## DATA SUPPLIED
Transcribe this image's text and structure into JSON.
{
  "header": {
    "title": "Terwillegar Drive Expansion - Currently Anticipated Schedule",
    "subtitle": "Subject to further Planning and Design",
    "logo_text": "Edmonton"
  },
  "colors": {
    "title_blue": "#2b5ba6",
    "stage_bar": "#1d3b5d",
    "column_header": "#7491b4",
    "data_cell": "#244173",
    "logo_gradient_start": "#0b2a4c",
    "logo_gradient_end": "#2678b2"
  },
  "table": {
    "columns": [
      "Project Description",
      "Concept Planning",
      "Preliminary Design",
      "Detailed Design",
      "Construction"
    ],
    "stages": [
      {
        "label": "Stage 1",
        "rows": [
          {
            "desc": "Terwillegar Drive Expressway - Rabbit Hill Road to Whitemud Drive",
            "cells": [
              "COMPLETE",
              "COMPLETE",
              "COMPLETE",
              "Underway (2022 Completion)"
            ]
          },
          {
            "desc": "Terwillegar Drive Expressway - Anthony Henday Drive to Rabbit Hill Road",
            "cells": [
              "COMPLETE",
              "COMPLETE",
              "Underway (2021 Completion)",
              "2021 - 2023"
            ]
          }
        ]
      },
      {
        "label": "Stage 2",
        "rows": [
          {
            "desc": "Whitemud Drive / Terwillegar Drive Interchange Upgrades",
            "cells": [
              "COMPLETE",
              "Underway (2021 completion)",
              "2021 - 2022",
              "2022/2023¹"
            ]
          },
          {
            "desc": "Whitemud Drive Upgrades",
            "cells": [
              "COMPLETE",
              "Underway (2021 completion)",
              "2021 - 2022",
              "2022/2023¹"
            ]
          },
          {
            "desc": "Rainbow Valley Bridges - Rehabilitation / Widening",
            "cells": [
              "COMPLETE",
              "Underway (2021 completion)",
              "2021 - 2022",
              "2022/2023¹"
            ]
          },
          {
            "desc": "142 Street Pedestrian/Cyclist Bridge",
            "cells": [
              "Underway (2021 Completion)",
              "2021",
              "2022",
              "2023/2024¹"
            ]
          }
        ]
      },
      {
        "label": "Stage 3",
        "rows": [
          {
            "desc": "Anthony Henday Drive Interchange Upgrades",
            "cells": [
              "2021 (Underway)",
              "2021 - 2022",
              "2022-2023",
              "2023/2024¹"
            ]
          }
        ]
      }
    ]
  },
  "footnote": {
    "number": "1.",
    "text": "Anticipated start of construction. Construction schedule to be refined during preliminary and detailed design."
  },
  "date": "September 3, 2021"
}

## EXERCISE TASK
Copy all the records above precisely.

## WRITTEN ANSWER
Transcribe this image's text and structure into JSON.
{
  "header": {
    "title": "Terwillegar Drive Expansion - Currently Anticipated Schedule",
    "subtitle": "Subject to further Planning and Design",
    "logo_text": "Edmonton"
  },
  "colors": {
    "title_blue": "#2b5ba6",
    "stage_bar": "#1d3b5d",
    "column_header": "#7491b4",
    "data_cell": "#244173",
    "logo_gradient_start": "#0b2a4c",
    "logo_gradient_end": "#2678b2"
  },
  "table": {
    "columns": [
      "Project Description",
      "Concept Planning",
      "Preliminary Design",
      "Detailed Design",
      "Construction"
    ],
    "stages": [
      {
        "label": "Stage 1",
        "rows": [
          {
            "desc": "Terwillegar Drive Expressway - Rabbit Hill Road to Whitemud Drive",
            "cells": [
              "COMPLETE",
              "COMPLETE",
              "COMPLETE",
              "Underway (2022 Completion)"
            ]
          },
          {
            "desc": "Terwillegar Drive Expressway - Anthony Henday Drive to Rabbit Hill Road",
            "cells": [
              "COMPLETE",
              "COMPLETE",
              "Underway (2021 Completion)",
              "2021 - 2023"
            ]
          }
        ]
      },
      {
        "label": "Stage 2",
        "rows": [
          {
            "desc": "Whitemud Drive / Terwillegar Drive Interchange Upgrades",
            "cells": [
              "COMPLETE",
              "Underway (2021 completion)",
              "2021 - 2022",
              "2022/2023¹"
            ]
          },
          {
            "desc": "Whitemud Drive Upgrades",
            "cells": [
              "COMPLETE",
              "Underway (2021 completion)",
              "2021 - 2022",
              "2022/2023¹"
            ]
          },
          {
            "desc": "Rainbow Valley Bridges - Rehabilitation / Widening",
            "cells": [
              "COMPLETE",
              "Underway (2021 completion)",
              "2021 - 2022",
              "2022/2023¹"
            ]
          },
          {
            "desc": "142 Street Pedestrian/Cyclist Bridge",
            "cells": [
              "Underway (2021 Completion)",
              "2021",
              "2022",
              "2023/2024¹"
            ]
          }
        ]
      },
      {
        "label": "Stage 3",
        "rows": [
          {
            "desc": "Anthony Henday Drive Interchange Upgrades",
            "cells": [
              "2021 (Underway)",
              "2021 - 2022",
              "2022-2023",
              "2023/2024¹"
            ]
          }
        ]
      }
    ]
  },
  "footnote": {
    "number": "1.",
    "text": "Anticipated start of construction. Construction schedule to be refined during preliminary and detailed design."
  },
  "date": "September 3, 2021"
}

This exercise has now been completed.